Short exercise
Pull out every line from the listing that has the word "XXXL".

Records supplied

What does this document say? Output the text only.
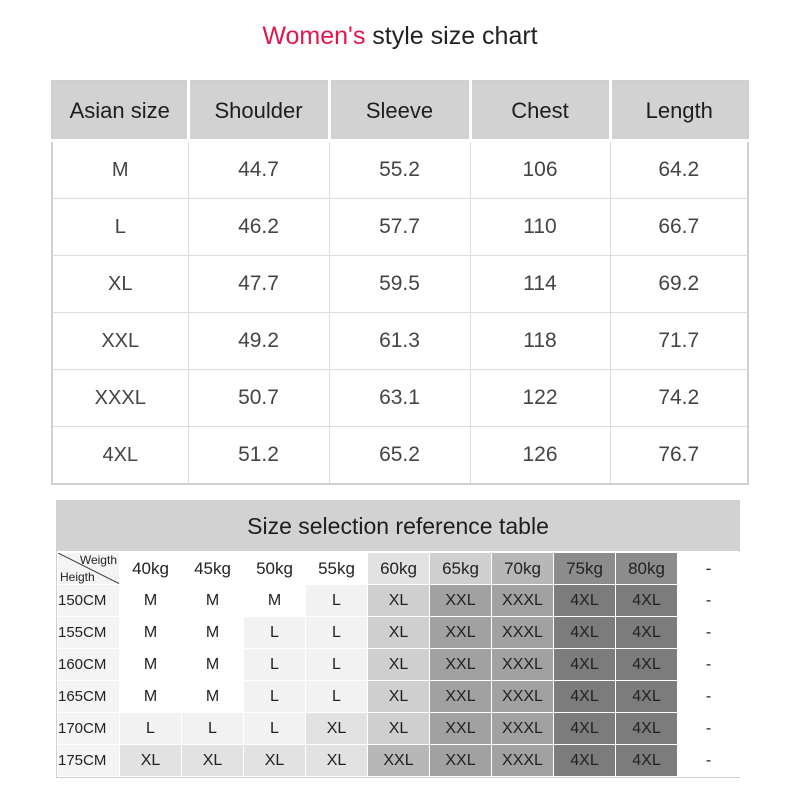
Women's style size chart
Asian size	Shoulder	Sleeve	Chest	Length
M	44.7	55.2	106	64.2
L	46.2	57.7	110	66.7
XL	47.7	59.5	114	69.2
XXL	49.2	61.3	118	71.7
XXXL	50.7	63.1	122	74.2
4XL	51.2	65.2	126	76.7
Size selection reference table
Weigth
Heigth	40kg	45kg	50kg	55kg	60kg	65kg	70kg	75kg	80kg	-
150CM	M	M	M	L	XL	XXL	XXXL	4XL	4XL	-
155CM	M	M	L	L	XL	XXL	XXXL	4XL	4XL	-
160CM	M	M	L	L	XL	XXL	XXXL	4XL	4XL	-
165CM	M	M	L	L	XL	XXL	XXXL	4XL	4XL	-
170CM	L	L	L	XL	XL	XXL	XXXL	4XL	4XL	-
175CM	XL	XL	XL	XL	XXL	XXL	XXXL	4XL	4XL	-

Answer for this exercise
XXXL	50.7	63.1	122	74.2
150CM	M	M	M	L	XL	XXL	XXXL	4XL	4XL	-
155CM	M	M	L	L	XL	XXL	XXXL	4XL	4XL	-
160CM	M	M	L	L	XL	XXL	XXXL	4XL	4XL	-
165CM	M	M	L	L	XL	XXL	XXXL	4XL	4XL	-
170CM	L	L	L	XL	XL	XXL	XXXL	4XL	4XL	-
175CM	XL	XL	XL	XL	XXL	XXL	XXXL	4XL	4XL	-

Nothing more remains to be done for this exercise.